• **What to produce**
Tally the lines that include the word "from" and reply with nothing but the total.

• **Material for this exercise**

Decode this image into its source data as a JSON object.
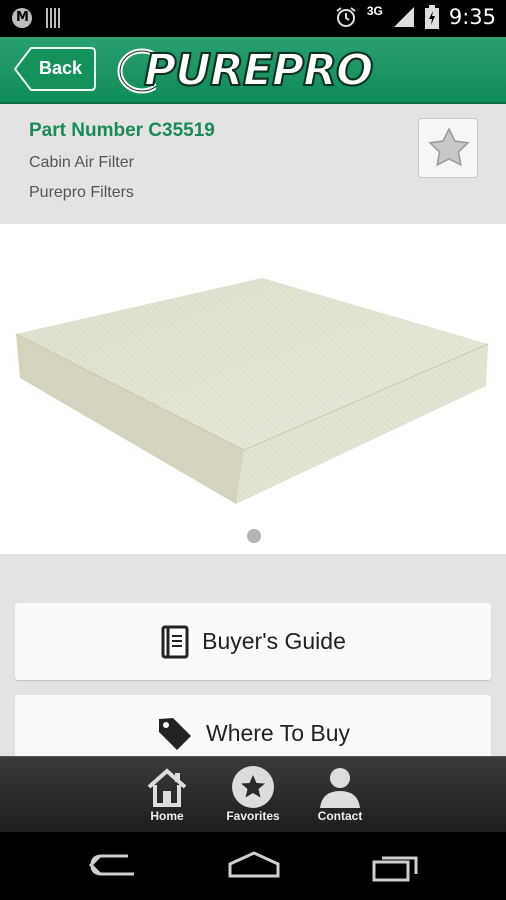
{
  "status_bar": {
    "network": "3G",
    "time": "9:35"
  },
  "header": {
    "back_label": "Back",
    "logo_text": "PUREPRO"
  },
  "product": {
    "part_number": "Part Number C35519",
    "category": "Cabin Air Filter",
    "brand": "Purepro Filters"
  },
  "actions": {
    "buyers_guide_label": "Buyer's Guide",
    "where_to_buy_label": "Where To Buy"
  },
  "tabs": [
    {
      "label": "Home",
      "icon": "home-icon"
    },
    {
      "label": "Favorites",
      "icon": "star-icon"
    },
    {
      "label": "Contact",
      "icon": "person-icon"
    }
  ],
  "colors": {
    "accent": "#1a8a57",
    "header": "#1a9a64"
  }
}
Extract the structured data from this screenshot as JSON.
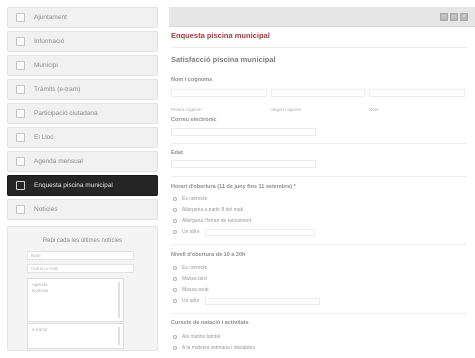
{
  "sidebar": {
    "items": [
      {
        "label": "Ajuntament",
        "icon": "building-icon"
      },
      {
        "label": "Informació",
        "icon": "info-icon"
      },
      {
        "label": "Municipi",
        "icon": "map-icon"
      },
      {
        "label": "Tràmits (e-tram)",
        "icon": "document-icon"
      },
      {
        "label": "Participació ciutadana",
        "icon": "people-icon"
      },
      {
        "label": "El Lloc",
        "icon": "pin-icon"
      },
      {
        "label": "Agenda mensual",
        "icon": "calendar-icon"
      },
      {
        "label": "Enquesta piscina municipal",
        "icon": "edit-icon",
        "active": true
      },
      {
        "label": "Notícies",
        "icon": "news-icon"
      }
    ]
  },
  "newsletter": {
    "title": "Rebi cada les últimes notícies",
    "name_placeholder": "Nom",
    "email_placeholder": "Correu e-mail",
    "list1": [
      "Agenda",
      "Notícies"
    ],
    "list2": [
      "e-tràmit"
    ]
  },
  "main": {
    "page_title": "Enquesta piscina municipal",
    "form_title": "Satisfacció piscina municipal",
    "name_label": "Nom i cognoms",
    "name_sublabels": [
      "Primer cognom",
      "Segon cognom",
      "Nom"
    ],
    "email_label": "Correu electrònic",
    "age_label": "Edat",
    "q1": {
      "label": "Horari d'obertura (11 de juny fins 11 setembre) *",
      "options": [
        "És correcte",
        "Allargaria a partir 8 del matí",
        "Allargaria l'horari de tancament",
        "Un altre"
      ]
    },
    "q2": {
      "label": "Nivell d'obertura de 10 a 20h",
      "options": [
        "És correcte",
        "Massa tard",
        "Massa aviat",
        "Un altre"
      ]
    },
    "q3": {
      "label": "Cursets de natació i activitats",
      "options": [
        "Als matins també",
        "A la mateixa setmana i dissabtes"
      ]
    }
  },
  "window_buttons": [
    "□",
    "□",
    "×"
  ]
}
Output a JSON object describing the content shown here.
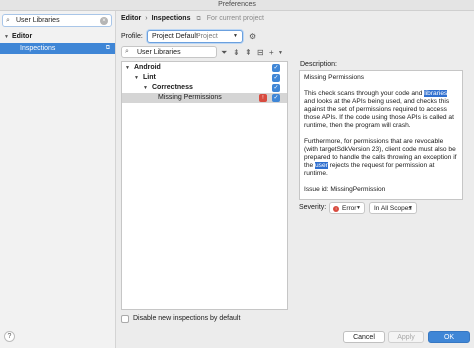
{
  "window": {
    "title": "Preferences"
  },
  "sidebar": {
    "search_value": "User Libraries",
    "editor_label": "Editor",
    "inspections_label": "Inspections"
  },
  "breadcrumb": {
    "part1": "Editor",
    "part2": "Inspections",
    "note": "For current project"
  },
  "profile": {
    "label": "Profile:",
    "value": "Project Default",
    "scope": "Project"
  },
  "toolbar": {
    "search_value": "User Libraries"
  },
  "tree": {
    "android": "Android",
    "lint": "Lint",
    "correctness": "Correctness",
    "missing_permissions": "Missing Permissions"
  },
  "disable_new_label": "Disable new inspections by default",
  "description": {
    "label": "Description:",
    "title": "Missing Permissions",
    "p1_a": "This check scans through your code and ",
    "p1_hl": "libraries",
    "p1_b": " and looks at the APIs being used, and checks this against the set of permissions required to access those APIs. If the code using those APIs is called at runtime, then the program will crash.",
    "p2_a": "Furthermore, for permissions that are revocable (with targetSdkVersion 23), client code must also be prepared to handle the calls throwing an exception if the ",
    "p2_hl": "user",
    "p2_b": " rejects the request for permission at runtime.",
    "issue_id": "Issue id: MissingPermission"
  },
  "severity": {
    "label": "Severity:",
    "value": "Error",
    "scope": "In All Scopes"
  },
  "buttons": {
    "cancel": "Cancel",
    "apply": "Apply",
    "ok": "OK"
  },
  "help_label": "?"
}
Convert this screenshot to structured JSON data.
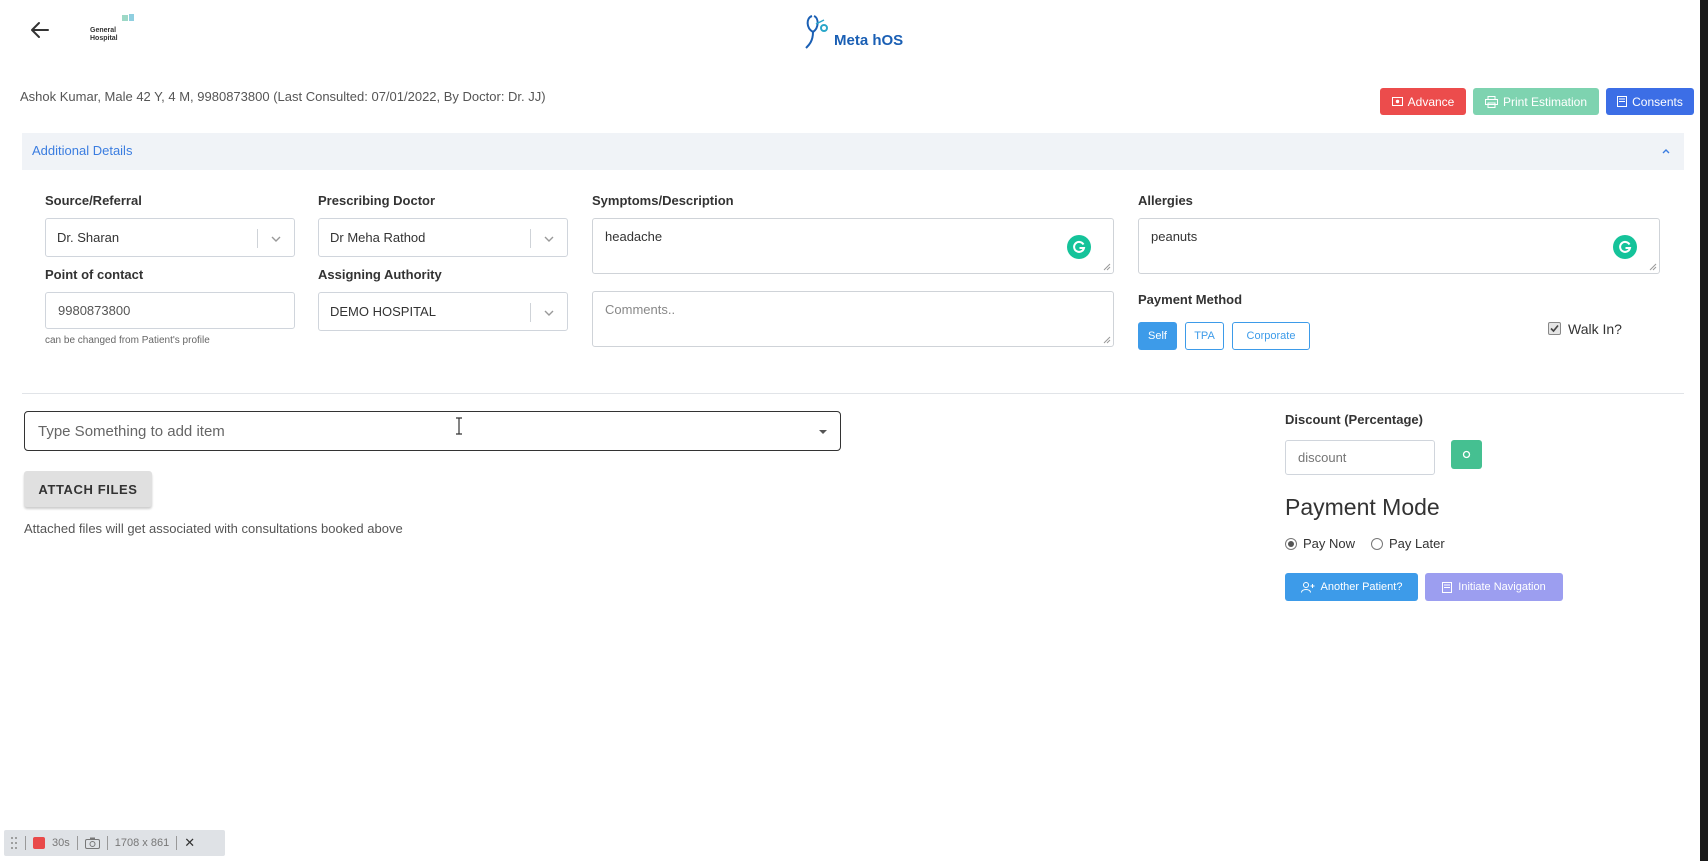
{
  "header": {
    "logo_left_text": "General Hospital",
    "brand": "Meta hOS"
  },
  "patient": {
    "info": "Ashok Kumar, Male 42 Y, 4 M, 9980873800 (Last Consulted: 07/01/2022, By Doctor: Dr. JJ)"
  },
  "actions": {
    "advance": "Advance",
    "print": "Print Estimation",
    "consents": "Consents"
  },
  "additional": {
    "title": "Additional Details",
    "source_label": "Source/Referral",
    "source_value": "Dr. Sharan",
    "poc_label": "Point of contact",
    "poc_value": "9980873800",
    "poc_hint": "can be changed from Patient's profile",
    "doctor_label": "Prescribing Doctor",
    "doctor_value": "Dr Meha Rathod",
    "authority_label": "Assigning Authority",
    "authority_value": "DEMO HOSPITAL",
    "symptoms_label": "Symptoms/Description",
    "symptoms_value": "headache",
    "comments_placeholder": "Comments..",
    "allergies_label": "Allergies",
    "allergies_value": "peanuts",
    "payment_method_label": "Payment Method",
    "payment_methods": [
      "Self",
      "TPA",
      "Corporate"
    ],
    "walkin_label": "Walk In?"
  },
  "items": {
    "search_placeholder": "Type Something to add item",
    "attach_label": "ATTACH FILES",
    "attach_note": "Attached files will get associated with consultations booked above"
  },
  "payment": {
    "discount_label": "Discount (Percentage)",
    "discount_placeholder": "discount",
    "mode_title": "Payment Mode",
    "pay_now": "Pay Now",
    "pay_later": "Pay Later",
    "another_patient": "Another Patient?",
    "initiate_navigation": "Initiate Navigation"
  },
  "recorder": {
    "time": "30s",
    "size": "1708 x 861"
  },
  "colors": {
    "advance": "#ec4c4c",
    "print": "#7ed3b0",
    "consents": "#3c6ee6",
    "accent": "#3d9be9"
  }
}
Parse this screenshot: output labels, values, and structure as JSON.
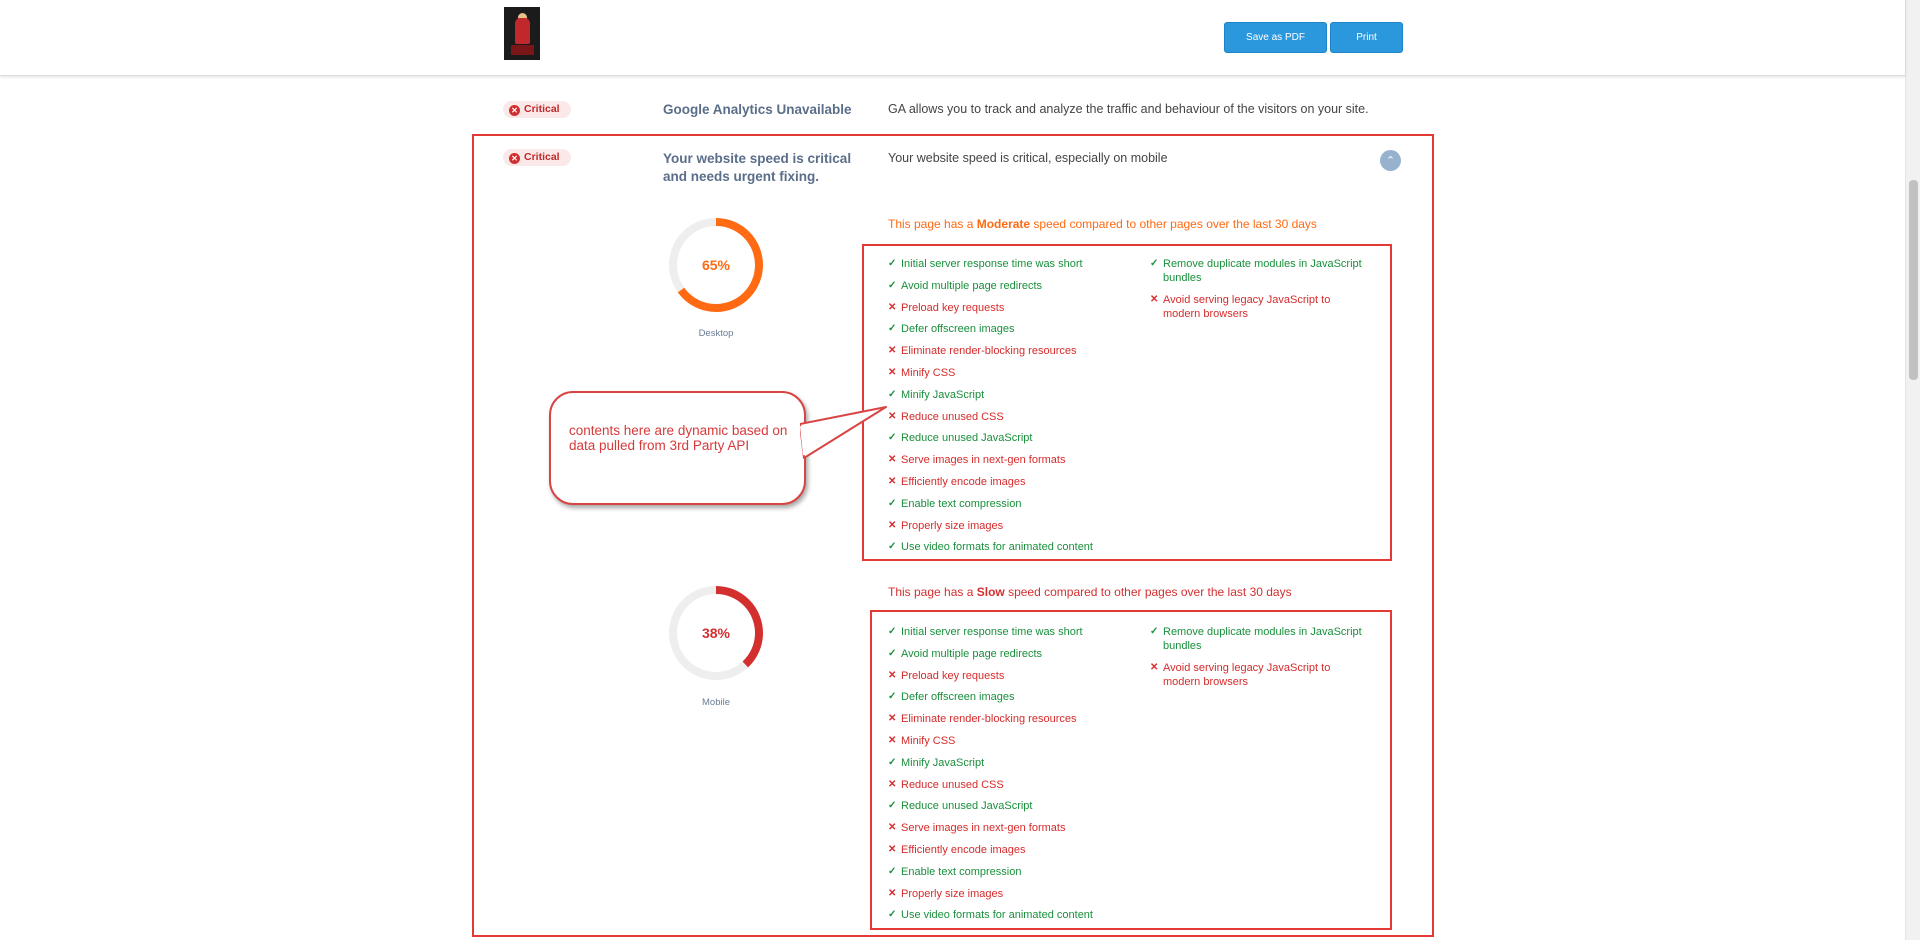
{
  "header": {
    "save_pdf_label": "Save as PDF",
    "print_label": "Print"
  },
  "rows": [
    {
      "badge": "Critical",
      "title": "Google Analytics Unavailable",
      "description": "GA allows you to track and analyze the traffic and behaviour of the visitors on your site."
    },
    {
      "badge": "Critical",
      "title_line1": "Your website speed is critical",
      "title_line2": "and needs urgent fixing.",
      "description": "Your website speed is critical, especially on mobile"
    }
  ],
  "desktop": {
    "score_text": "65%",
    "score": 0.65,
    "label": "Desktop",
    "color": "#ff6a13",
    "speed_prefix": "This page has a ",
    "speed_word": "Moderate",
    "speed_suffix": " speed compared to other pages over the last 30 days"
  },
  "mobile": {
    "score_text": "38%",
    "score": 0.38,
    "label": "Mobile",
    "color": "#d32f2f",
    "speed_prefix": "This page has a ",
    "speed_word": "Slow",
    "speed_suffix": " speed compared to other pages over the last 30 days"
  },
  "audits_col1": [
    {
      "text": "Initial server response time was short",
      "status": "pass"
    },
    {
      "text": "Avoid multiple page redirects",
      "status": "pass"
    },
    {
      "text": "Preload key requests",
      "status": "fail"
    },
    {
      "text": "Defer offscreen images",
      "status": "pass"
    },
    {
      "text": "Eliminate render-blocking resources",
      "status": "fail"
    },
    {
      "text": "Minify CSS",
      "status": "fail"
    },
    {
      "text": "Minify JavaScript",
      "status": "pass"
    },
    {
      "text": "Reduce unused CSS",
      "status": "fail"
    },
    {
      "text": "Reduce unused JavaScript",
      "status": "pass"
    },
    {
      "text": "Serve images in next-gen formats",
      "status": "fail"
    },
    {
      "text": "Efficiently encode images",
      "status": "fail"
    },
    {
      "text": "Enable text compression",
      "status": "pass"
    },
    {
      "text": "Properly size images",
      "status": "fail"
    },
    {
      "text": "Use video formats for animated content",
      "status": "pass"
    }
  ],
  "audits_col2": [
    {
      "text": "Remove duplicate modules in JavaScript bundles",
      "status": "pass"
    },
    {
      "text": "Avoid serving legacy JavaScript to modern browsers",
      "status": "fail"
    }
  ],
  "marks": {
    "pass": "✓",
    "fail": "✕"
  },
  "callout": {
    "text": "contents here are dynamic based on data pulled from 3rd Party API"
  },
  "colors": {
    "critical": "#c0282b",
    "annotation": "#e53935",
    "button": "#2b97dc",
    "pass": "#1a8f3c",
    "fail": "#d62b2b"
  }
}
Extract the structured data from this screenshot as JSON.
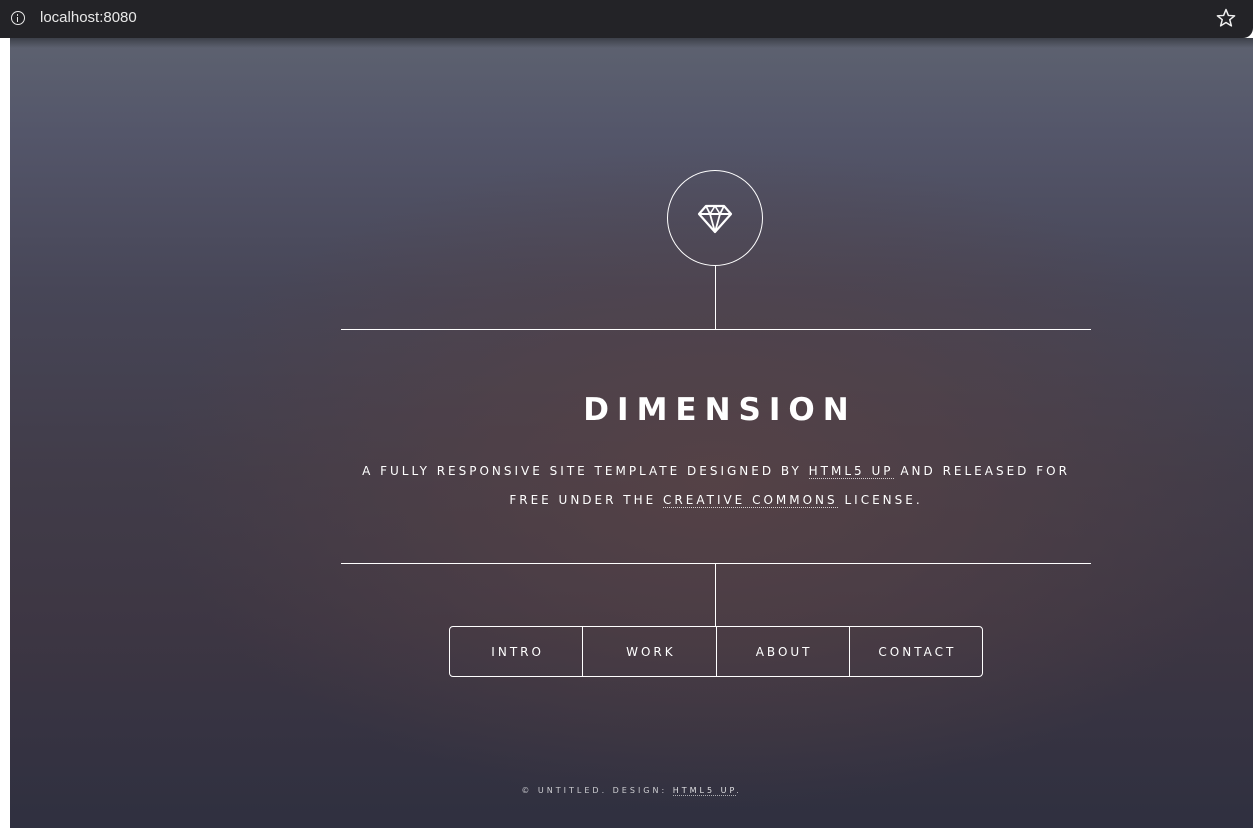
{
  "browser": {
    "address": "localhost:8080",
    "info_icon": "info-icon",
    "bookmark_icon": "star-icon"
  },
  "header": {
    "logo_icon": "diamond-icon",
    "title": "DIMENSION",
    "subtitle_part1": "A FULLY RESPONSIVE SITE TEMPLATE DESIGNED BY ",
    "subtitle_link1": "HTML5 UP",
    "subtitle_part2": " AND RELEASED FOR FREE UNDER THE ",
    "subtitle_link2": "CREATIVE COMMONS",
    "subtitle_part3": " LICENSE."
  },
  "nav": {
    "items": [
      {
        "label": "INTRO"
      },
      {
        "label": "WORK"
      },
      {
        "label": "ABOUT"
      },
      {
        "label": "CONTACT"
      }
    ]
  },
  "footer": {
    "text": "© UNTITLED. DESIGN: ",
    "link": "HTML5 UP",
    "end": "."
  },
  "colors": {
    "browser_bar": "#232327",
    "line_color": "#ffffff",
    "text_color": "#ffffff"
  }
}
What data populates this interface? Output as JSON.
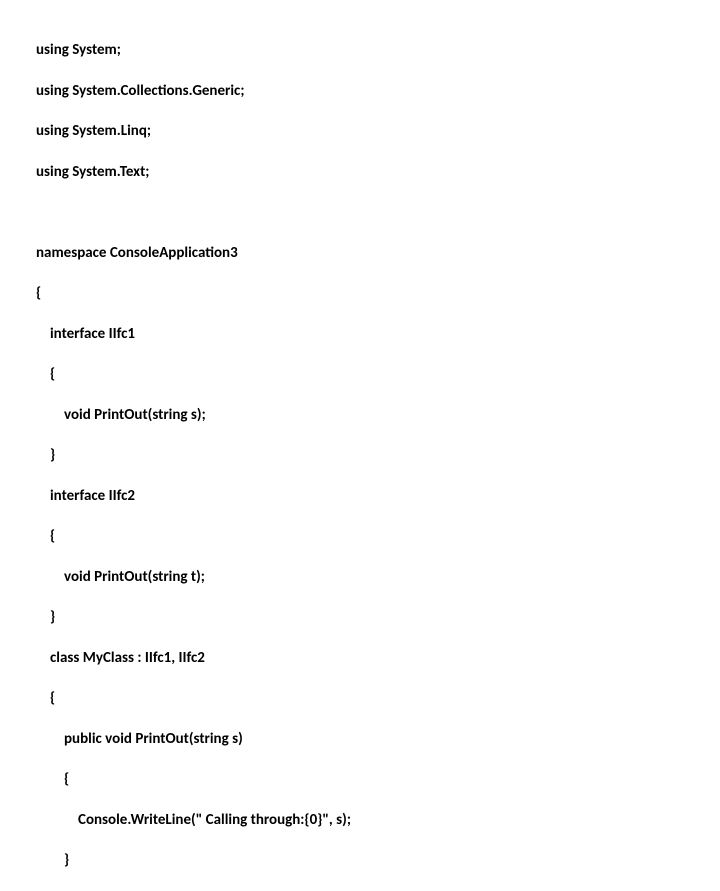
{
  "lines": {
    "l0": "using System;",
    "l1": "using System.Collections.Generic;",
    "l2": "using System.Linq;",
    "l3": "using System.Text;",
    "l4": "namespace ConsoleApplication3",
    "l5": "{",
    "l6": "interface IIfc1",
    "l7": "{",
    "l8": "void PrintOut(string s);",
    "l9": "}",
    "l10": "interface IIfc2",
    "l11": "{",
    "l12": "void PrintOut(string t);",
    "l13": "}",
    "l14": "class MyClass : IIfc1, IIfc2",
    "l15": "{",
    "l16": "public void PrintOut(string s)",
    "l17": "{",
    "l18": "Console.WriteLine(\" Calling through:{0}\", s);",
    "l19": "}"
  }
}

• **Finished answer**
4